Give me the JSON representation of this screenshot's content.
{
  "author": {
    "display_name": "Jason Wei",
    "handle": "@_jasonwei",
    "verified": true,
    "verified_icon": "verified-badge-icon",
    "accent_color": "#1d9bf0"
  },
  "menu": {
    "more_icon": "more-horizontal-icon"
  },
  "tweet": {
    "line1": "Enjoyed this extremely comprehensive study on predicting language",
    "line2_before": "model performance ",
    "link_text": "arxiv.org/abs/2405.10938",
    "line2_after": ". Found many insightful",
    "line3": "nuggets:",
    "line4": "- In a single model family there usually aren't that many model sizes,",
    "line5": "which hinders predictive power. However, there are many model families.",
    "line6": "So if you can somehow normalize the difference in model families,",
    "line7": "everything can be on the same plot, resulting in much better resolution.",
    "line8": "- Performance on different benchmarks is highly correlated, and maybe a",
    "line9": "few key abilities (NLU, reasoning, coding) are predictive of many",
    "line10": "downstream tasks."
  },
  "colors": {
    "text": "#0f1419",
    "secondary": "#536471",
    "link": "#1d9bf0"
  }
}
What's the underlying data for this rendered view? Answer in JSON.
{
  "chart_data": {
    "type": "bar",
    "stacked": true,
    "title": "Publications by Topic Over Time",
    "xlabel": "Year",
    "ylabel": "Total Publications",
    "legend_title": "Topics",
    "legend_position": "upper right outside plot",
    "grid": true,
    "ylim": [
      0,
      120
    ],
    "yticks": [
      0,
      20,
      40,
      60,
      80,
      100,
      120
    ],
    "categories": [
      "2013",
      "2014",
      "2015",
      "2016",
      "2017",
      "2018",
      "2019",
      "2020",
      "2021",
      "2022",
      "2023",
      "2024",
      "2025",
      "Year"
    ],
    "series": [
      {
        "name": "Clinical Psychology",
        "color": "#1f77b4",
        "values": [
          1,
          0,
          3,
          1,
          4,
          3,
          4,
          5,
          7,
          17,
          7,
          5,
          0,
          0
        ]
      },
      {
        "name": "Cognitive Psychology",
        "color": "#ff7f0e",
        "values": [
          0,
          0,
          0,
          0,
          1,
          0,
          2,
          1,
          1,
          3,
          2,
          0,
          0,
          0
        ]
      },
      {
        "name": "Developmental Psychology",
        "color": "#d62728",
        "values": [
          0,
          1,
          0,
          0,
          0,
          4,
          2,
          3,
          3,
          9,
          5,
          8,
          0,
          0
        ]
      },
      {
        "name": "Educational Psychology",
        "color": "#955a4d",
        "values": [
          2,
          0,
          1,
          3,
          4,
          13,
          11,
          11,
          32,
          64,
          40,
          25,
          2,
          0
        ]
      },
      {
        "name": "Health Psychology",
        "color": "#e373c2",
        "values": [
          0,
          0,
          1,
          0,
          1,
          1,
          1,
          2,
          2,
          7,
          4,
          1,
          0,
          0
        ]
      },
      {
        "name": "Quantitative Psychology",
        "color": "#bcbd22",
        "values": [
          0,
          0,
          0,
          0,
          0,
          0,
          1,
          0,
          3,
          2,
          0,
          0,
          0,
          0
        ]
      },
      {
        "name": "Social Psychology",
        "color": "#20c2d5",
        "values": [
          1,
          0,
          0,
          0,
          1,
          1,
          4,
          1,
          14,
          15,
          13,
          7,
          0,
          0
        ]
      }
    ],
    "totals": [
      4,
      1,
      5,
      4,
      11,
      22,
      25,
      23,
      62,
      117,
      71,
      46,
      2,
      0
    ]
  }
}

Directions:
Check each line in the records for the word "model" and say how many have it, with nothing else.

Task output:
4